# [DATASET CONTENT]
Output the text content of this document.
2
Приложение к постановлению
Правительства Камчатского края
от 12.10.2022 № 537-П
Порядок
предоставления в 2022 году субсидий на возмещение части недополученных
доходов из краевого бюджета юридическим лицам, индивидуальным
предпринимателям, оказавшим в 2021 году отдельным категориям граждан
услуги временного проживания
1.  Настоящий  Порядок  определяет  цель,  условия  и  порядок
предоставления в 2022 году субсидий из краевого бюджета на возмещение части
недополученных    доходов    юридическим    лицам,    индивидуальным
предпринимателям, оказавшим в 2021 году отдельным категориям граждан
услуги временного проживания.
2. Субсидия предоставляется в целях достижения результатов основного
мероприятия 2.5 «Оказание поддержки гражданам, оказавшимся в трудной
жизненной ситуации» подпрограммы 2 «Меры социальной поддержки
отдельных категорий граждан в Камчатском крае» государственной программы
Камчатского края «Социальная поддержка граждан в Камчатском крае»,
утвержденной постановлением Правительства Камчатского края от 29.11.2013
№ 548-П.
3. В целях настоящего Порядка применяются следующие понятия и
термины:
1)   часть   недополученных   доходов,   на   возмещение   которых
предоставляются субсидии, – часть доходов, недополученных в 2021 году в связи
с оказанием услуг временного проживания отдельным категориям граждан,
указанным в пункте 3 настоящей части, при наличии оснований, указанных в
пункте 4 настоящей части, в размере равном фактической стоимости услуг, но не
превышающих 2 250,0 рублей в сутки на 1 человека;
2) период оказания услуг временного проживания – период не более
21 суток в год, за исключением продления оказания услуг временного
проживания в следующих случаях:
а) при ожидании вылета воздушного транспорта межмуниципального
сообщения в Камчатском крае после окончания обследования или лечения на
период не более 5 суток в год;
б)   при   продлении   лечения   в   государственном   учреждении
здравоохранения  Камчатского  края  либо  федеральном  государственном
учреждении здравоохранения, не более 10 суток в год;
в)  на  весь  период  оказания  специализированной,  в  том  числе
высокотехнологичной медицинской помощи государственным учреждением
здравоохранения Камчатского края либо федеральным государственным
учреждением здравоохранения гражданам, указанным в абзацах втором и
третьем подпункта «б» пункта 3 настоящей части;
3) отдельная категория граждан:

# [YOUR OBJECTIVE]
Copy each line above that contains the word "проживания".

# [TASK OUTPUT]
услуги временного проживания
услуги временного проживания.
с оказанием услуг временного проживания отдельным категориям граждан,
2) период оказания услуг временного проживания – период не более
проживания в следующих случаях:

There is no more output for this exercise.